Consigne
Relevez tous les noms de personnes cités dans le texte sur le droit de propriété de l'inventeur, notes comprises.

Texte
◆ ◆ ◆ ◆ ◆

On a dit avec raison : « La propriété individuelle est la manifestation et en quelque sorte la projection de la personnalité humaine dans le domaine matériel des choses (2); » et nous pouvons ajouter avec Portalis :

<< Le principe de ce droit est en nous..... C'est par notre industrie que nous avons conquis le sol sur lequel nous existons; c'est par elle que nous avons rendu la terre plus habitable. La tâche de l'homme était pour ainsi dire d'achever le grand acte de la création. »

(1) Cauwès, t. II, page 78.

(2) Ahrens, Cours de Droit naturel, tome II, page 119.

Sans vouloir prétendre que l'inventeur crée l'objet nouveau dont il dote la Société, nous pouvons dire que nul travail ne ressemble plus que le sien à une création, et que, par là même, aucun autre n'est plus capable d'engendrer un droit de propriété.

Si l'inventeur se contentait d'indiquer les principes nouveaux dont ses investigations lui ont révélé l'existence, il ne pourrait prétendre à aucun privilège, car son œuvre serait seulement celle du savant qui met au jour des vérités existantes bien qu'inaperçues; or la vérité doit être considérée comme un bien non susceptible d'appropriation; mais l'inventeur fait autre chose : il matérialise, pour ainsi dire, la pensée; il lui donne un corps, et on ne saurait rien imaginer de plus personnel que l'œuvre qu'il réalise."

S'il prétendait se faire attribuer la partie du domaine intellectuel qu'il a explorée, on pourrait à bon droit trouver sa demande exorbitante; mais sa revendication est légitime quand il ne la fait porter que sur l'objet déterminé qui n'existerait pas sans lui.

Celui qui a combiné les organes d'une machine a, de l'aveu de tous, un droit absolu sur sa conception, qu'il peut modifier à son gré; quand l'appareil qu'il a rêvé est construit, il reste encore le maître de le perfectionner ou de le détruire; s'il lui plaît d'en

user en secret, le Code pénal lui accorde protection en punissant de la peine de l'emprisonnement ceux de ses employés qui auraient communiqué ou tenté de communiquer ce qu'il ne veut pas révéler au public.

◆ ◆ ◆ ◆ ◆

Matériel
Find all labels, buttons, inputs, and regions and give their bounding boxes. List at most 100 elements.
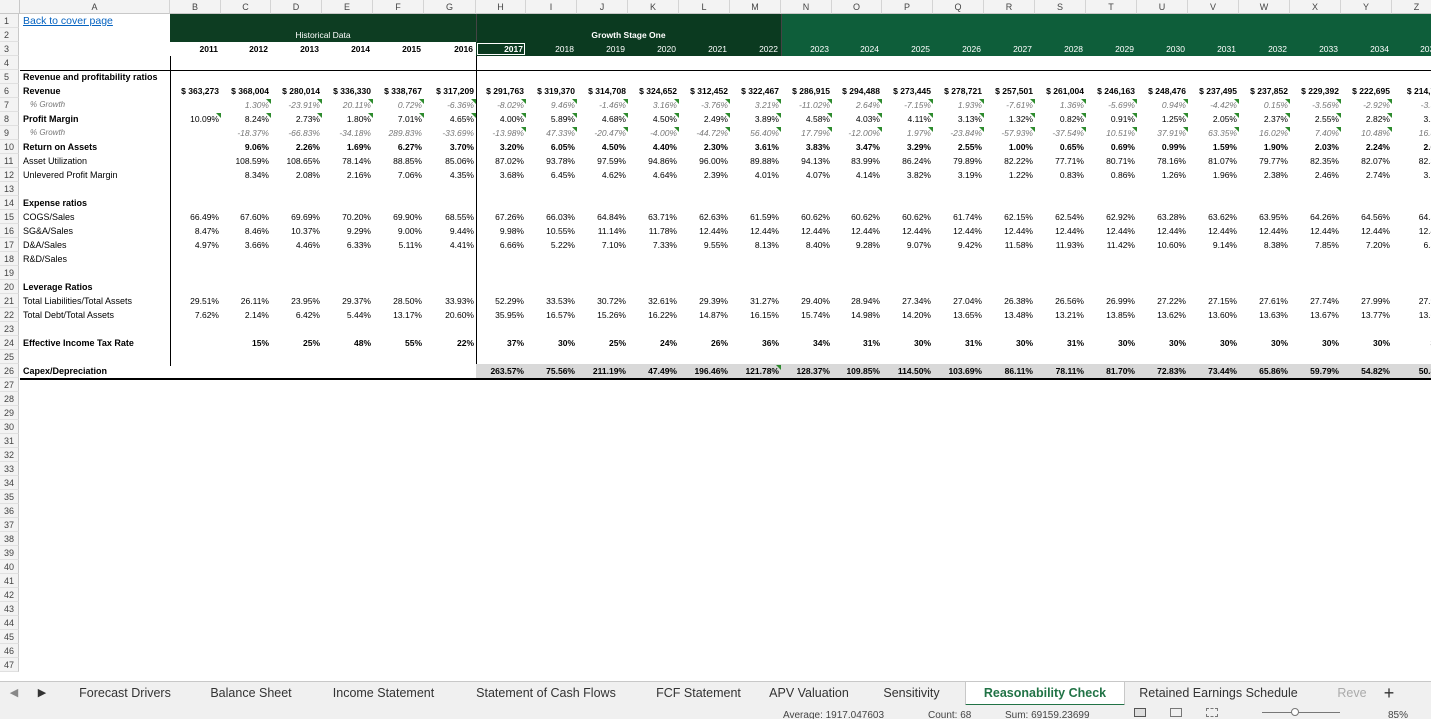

◆ ◆ ◆ ◆ ◆

Réponse
Portalis, Cauwès, Ahrens